● Provided data:
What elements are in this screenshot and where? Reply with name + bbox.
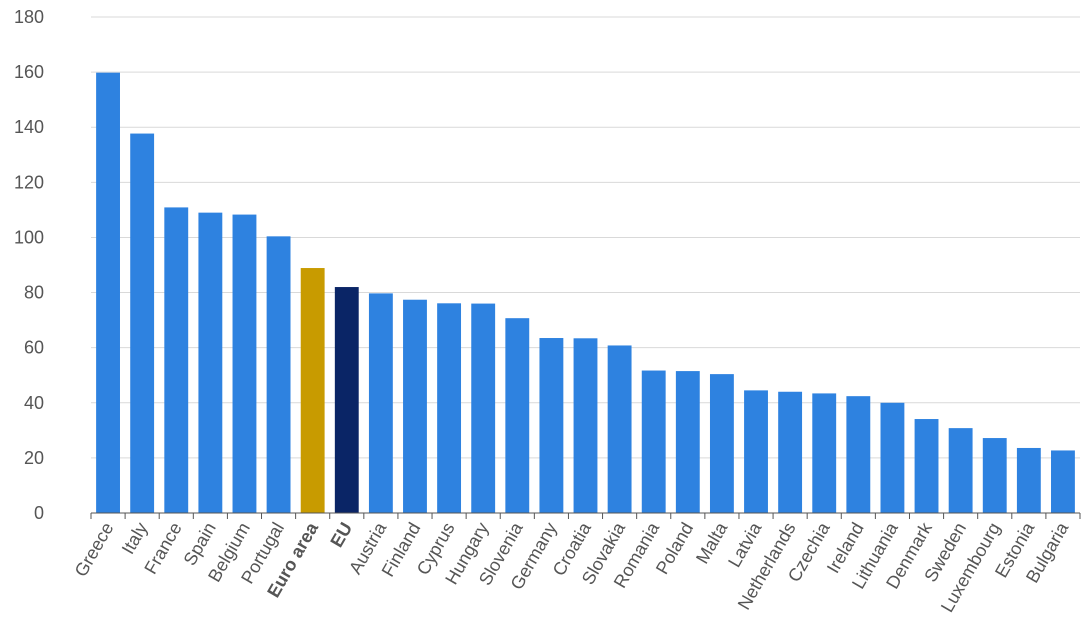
bar-spain — [198, 212, 223, 513]
bar-finland — [403, 299, 427, 513]
bar-estonia — [1016, 447, 1041, 513]
y-tick-label: 140 — [14, 117, 44, 137]
bar-ireland — [846, 396, 871, 513]
bar-denmark — [914, 419, 939, 513]
bar-belgium — [232, 214, 257, 513]
y-axis-tick-labels: 0 20 40 60 80 100 120 140 160 180 — [14, 7, 44, 523]
bar-czechia — [812, 393, 837, 513]
bar-greece — [96, 72, 120, 513]
bar-hungary — [471, 303, 496, 513]
bar-eu — [334, 287, 359, 513]
bar-bulgaria — [1051, 450, 1075, 513]
bar-netherlands — [778, 391, 803, 513]
bar-italy — [130, 133, 155, 513]
y-tick-label: 40 — [24, 393, 44, 413]
axis-layer — [90, 512, 1081, 519]
bar-france — [164, 207, 189, 514]
bar-lithuania — [880, 402, 905, 513]
bar-romania — [641, 370, 666, 513]
bar-croatia — [573, 338, 598, 513]
x-tick-label-italy: Italy — [118, 519, 152, 558]
bar-austria — [368, 293, 393, 513]
bar-portugal — [266, 236, 291, 513]
x-tick-label-eu: EU — [326, 519, 356, 551]
bar-poland — [675, 371, 700, 513]
y-tick-label: 120 — [14, 172, 44, 192]
y-tick-label: 100 — [14, 227, 44, 247]
x-tick-label-greece: Greece — [71, 519, 118, 580]
bar-luxembourg — [982, 438, 1007, 513]
bar-malta — [709, 374, 734, 513]
y-tick-label: 80 — [24, 283, 44, 303]
bar-sweden — [948, 428, 973, 513]
bar-germany — [539, 338, 564, 513]
bars-layer — [96, 72, 1075, 514]
x-axis-tick-labels: Greece ItalyFranceSpainBelgiumPortugalEur… — [71, 518, 1073, 616]
bar-cyprus — [437, 303, 462, 513]
y-tick-label: 0 — [34, 503, 44, 523]
bar-euro-area — [300, 268, 325, 513]
y-tick-label: 180 — [14, 7, 44, 27]
bar-latvia — [744, 390, 768, 513]
y-tick-label: 160 — [14, 62, 44, 82]
bar-slovenia — [505, 318, 530, 513]
bar-slovakia — [607, 345, 632, 513]
y-tick-label: 60 — [24, 338, 44, 358]
y-tick-label: 20 — [24, 448, 44, 468]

● Exercise prompt: Show every line of the records above that contains the string "axis".

● The answer:
y-axis-tick-labels: 0 20 40 60 80 100 120 140 160 180 — [14, 7, 44, 523]
axis-layer — [90, 512, 1081, 519]
x-axis-tick-labels: Greece ItalyFranceSpainBelgiumPortugalEur… — [71, 518, 1073, 616]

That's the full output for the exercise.